* Goal of the exercise *
Determine which lines contain the word "master", then copy those lines.

* Supplied data *
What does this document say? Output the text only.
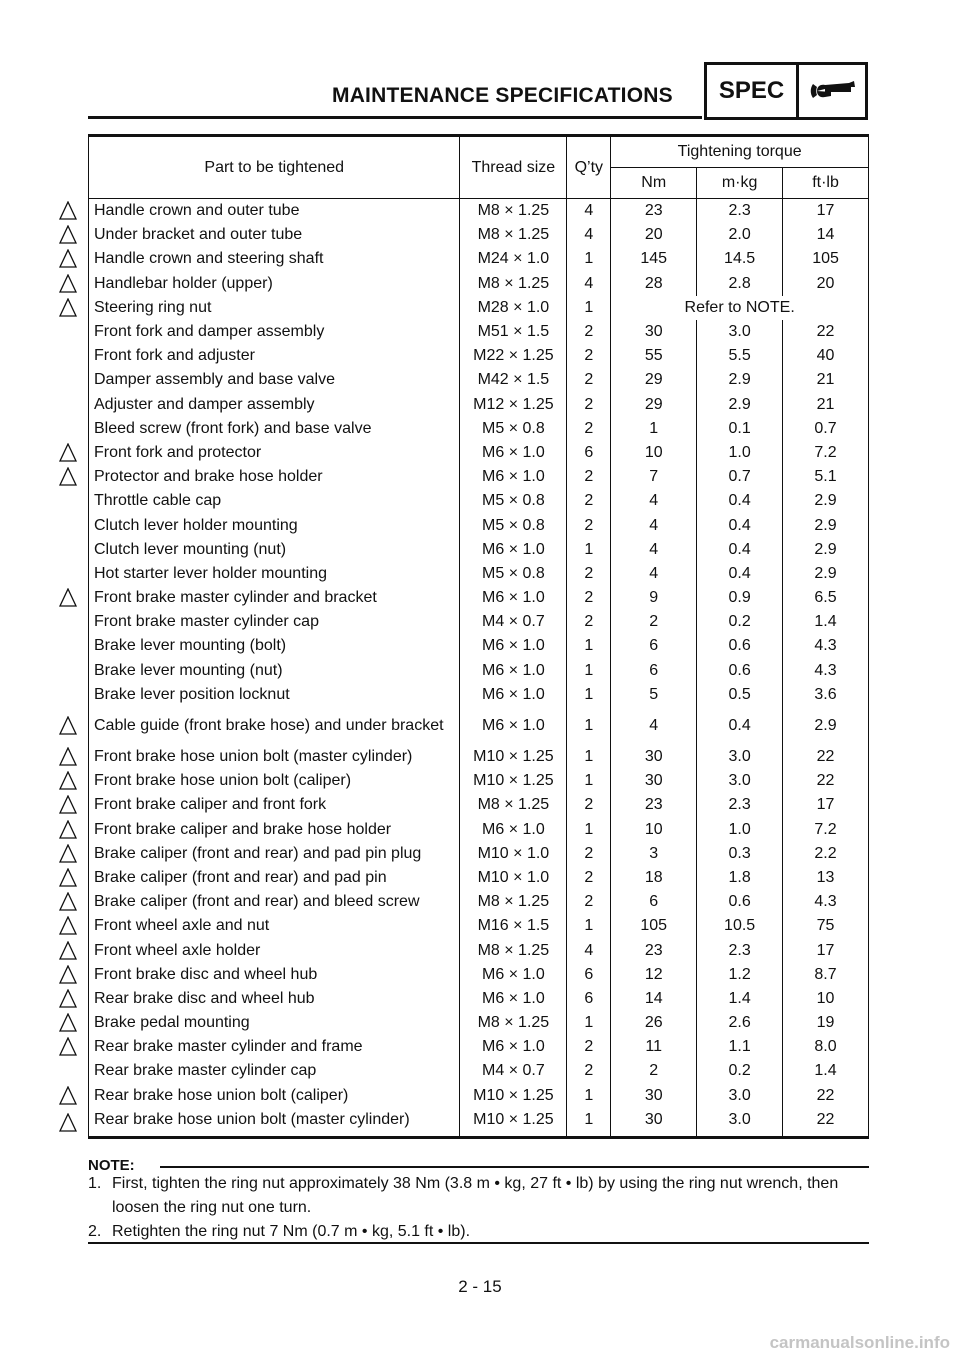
MAINTENANCE SPECIFICATIONS	SPEC
Part to be tightened	Thread size	Q’ty	Tightening torque		
			Nm	m·kg	ft·lb
Handle crown and outer tube	M8 × 1.25	4	23	2.3	17
Under bracket and outer tube	M8 × 1.25	4	20	2.0	14
Handle crown and steering shaft	M24 × 1.0	1	145	14.5	105
Handlebar holder (upper)	M8 × 1.25	4	28	2.8	20
Steering ring nut	M28 × 1.0	1	Refer to NOTE.		
Front fork and damper assembly	M51 × 1.5	2	30	3.0	22
Front fork and adjuster	M22 × 1.25	2	55	5.5	40
Damper assembly and base valve	M42 × 1.5	2	29	2.9	21
Adjuster and damper assembly	M12 × 1.25	2	29	2.9	21
Bleed screw (front fork) and base valve	M5 × 0.8	2	1	0.1	0.7
Front fork and protector	M6 × 1.0	6	10	1.0	7.2
Protector and brake hose holder	M6 × 1.0	2	7	0.7	5.1
Throttle cable cap	M5 × 0.8	2	4	0.4	2.9
Clutch lever holder mounting	M5 × 0.8	2	4	0.4	2.9
Clutch lever mounting (nut)	M6 × 1.0	1	4	0.4	2.9
Hot starter lever holder mounting	M5 × 0.8	2	4	0.4	2.9
Front brake master cylinder and bracket	M6 × 1.0	2	9	0.9	6.5
Front brake master cylinder cap	M4 × 0.7	2	2	0.2	1.4
Brake lever mounting (bolt)	M6 × 1.0	1	6	0.6	4.3
Brake lever mounting (nut)	M6 × 1.0	1	6	0.6	4.3
Brake lever position locknut	M6 × 1.0	1	5	0.5	3.6
Cable guide (front brake hose) and under bracket	M6 × 1.0	1	4	0.4	2.9
Front brake hose union bolt (master cylinder)	M10 × 1.25	1	30	3.0	22
Front brake hose union bolt (caliper)	M10 × 1.25	1	30	3.0	22
Front brake caliper and front fork	M8 × 1.25	2	23	2.3	17
Front brake caliper and brake hose holder	M6 × 1.0	1	10	1.0	7.2
Brake caliper (front and rear) and pad pin plug	M10 × 1.0	2	3	0.3	2.2
Brake caliper (front and rear) and pad pin	M10 × 1.0	2	18	1.8	13
Brake caliper (front and rear) and bleed screw	M8 × 1.25	2	6	0.6	4.3
Front wheel axle and nut	M16 × 1.5	1	105	10.5	75
Front wheel axle holder	M8 × 1.25	4	23	2.3	17
Front brake disc and wheel hub	M6 × 1.0	6	12	1.2	8.7
Rear brake disc and wheel hub	M6 × 1.0	6	14	1.4	10
Brake pedal mounting	M8 × 1.25	1	26	2.6	19
Rear brake master cylinder and frame	M6 × 1.0	2	11	1.1	8.0
Rear brake master cylinder cap	M4 × 0.7	2	2	0.2	1.4
Rear brake hose union bolt (caliper)	M10 × 1.25	1	30	3.0	22
Rear brake hose union bolt (master cylinder)	M10 × 1.25	1	30	3.0	22
NOTE:
1. First, tighten the ring nut approximately 38 Nm (3.8 m • kg, 27 ft • lb) by using the ring nut wrench, then loosen the ring nut one turn.
2. Retighten the ring nut 7 Nm (0.7 m • kg, 5.1 ft • lb).
2 - 15
carmanualsonline.info
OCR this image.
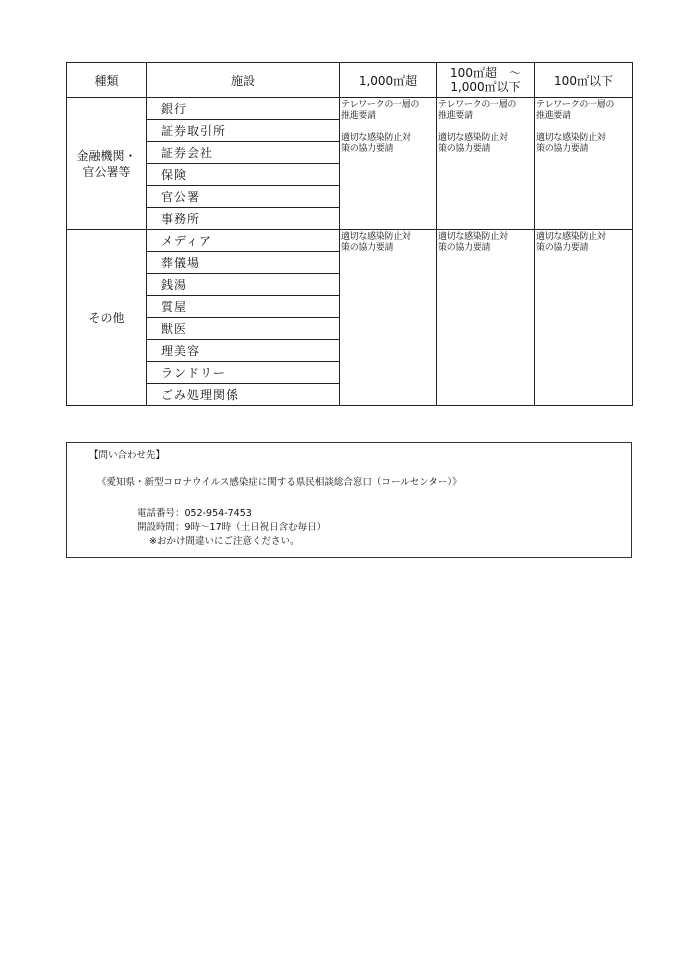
種類	施設	1,000㎡超	100㎡超　～
1,000㎡以下	100㎡以下
金融機関・
官公署等	銀行	テレワークの一層の
推進要請
適切な感染防止対
策の協力要請	テレワークの一層の
推進要請
適切な感染防止対
策の協力要請	テレワークの一層の
推進要請
適切な感染防止対
策の協力要請

	証券取引所			
	証券会社			
	保険			
	官公署			
	事務所			
その他	メディア	適切な感染防止対
策の協力要請	適切な感染防止対
策の協力要請	適切な感染防止対
策の協力要請

	葬儀場			
	銭湯			
	質屋			
	獣医			
	理美容			
	ランドリー			
	ごみ処理関係			
【問い合わせ先】
《愛知県・新型コロナウイルス感染症に関する県民相談総合窓口（コールセンター）》
電話番号：052-954-7453
開設時間：9時～17時（土日祝日含む毎日）
※おかけ間違いにご注意ください。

* Task output *
Front brake master cylinder and bracket	M6 × 1.0	2	9	0.9	6.5
Front brake master cylinder cap	M4 × 0.7	2	2	0.2	1.4
Front brake hose union bolt (master cylinder)	M10 × 1.25	1	30	3.0	22
Rear brake master cylinder and frame	M6 × 1.0	2	11	1.1	8.0
Rear brake master cylinder cap	M4 × 0.7	2	2	0.2	1.4
Rear brake hose union bolt (master cylinder)	M10 × 1.25	1	30	3.0	22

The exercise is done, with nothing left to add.